WORK INSTRUCTIONS
Locate the string "JSON" in the records below. Copy every line where it occurs.

DATA FOR THIS TASK
──────────

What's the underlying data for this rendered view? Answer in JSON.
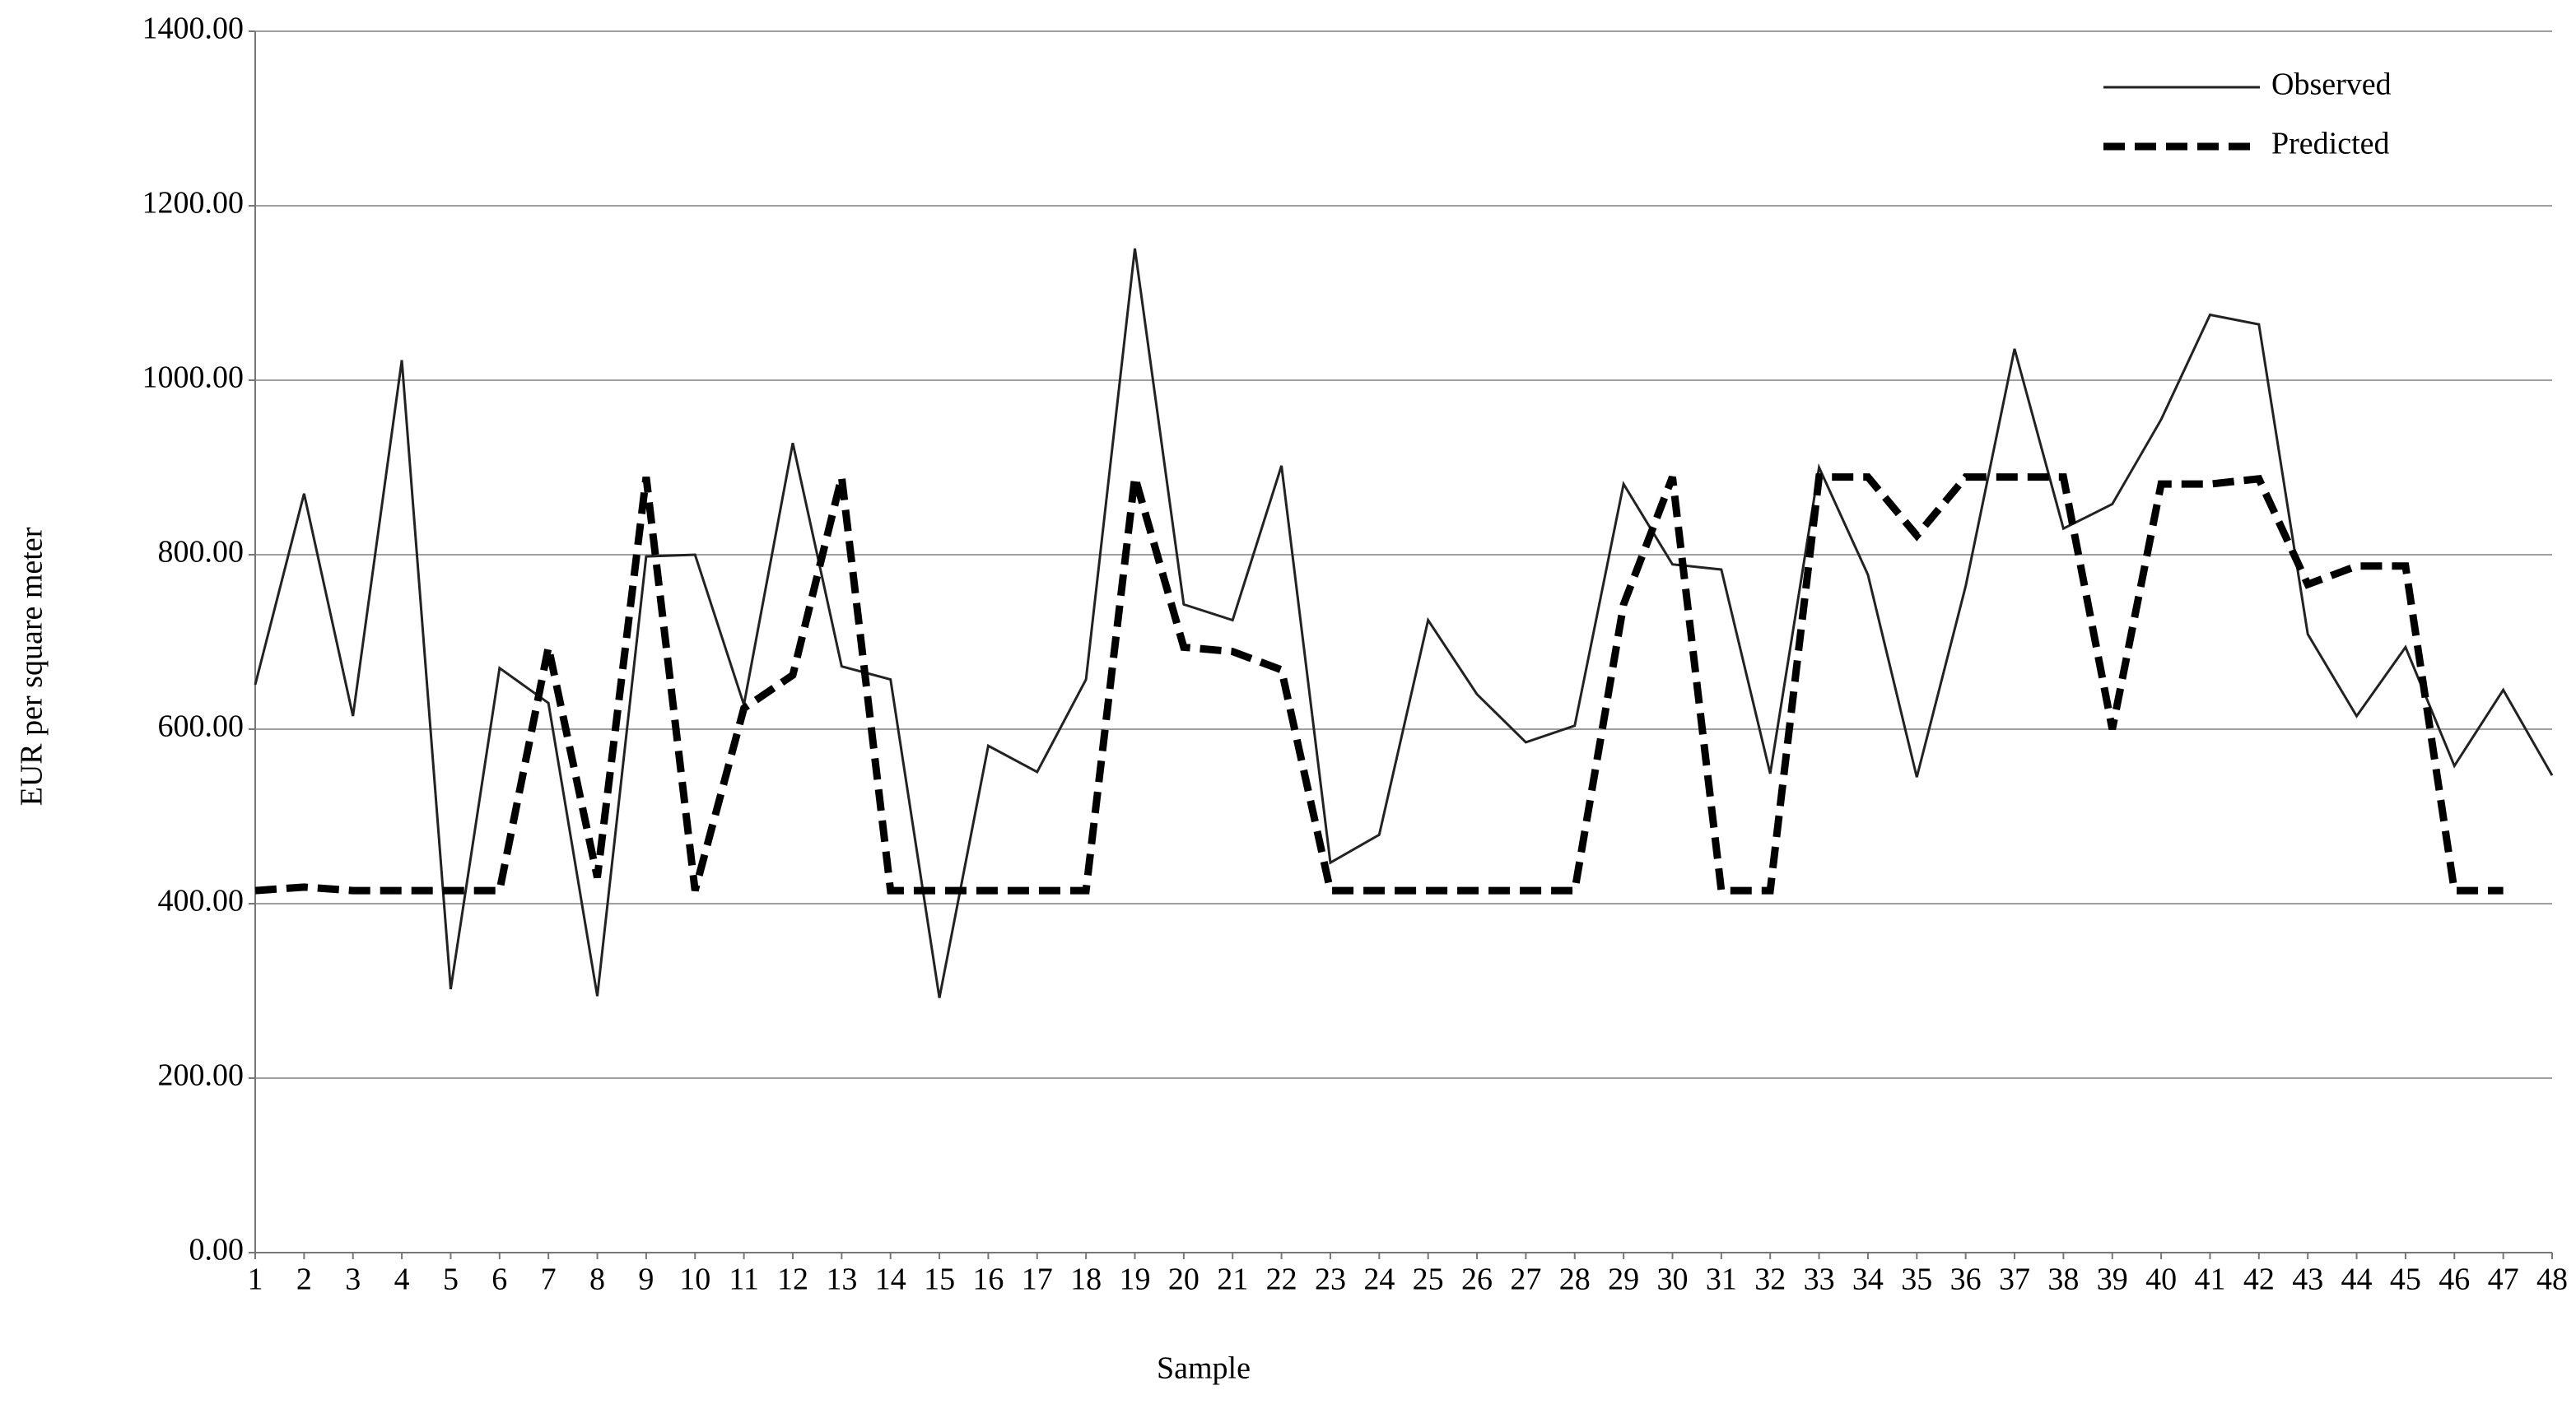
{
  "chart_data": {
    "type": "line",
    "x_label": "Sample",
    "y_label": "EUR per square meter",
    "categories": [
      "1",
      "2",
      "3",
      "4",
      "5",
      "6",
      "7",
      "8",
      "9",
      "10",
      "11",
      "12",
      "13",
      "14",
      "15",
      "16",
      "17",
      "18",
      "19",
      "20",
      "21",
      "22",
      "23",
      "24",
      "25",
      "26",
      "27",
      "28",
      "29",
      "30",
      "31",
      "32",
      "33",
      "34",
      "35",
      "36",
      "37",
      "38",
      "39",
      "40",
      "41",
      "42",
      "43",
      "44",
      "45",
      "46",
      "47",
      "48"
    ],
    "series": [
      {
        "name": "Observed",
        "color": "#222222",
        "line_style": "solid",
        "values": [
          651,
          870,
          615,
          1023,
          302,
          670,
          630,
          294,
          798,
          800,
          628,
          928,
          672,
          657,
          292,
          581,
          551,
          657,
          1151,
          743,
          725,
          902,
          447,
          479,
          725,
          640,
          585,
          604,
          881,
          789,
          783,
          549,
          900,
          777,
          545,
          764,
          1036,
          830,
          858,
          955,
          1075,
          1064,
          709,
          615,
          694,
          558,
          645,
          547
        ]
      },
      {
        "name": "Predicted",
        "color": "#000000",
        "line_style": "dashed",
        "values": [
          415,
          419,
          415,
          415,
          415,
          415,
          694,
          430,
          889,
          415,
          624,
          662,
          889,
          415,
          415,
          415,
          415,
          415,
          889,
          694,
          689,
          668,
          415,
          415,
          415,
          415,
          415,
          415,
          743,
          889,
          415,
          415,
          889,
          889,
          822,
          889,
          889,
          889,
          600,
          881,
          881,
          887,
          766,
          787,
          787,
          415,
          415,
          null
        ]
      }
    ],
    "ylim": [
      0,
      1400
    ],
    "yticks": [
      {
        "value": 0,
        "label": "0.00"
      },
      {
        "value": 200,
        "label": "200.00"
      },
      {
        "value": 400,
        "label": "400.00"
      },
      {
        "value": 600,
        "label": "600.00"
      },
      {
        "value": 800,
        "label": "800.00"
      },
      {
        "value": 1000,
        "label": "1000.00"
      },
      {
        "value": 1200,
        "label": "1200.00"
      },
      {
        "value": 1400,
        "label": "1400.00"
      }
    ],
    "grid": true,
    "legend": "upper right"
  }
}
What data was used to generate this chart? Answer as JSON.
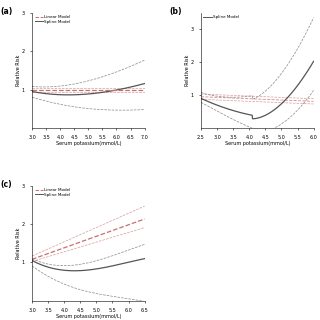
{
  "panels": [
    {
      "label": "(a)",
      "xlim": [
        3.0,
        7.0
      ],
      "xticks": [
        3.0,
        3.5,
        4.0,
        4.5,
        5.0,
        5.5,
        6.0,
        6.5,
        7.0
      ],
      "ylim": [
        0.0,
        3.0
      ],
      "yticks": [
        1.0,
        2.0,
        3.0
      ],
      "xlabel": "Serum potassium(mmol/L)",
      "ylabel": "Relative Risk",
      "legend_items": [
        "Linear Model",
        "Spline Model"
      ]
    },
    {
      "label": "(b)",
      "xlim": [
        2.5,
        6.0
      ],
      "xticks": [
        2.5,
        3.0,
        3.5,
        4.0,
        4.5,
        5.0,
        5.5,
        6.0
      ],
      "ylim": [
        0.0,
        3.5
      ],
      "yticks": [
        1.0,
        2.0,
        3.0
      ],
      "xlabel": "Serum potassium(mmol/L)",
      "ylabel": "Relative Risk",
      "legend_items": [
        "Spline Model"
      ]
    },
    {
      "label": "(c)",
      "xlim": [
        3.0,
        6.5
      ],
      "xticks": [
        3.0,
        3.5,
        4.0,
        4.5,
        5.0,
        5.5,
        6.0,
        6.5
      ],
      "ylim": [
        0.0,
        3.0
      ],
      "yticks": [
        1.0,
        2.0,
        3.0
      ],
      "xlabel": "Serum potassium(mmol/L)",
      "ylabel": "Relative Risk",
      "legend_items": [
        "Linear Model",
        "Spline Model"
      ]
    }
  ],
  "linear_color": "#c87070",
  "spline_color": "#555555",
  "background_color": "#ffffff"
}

──────────

SOLUTION
What's the underlying data for this rendered view? Answer in JSON.
What data was used to generate this chart? Answer as JSON.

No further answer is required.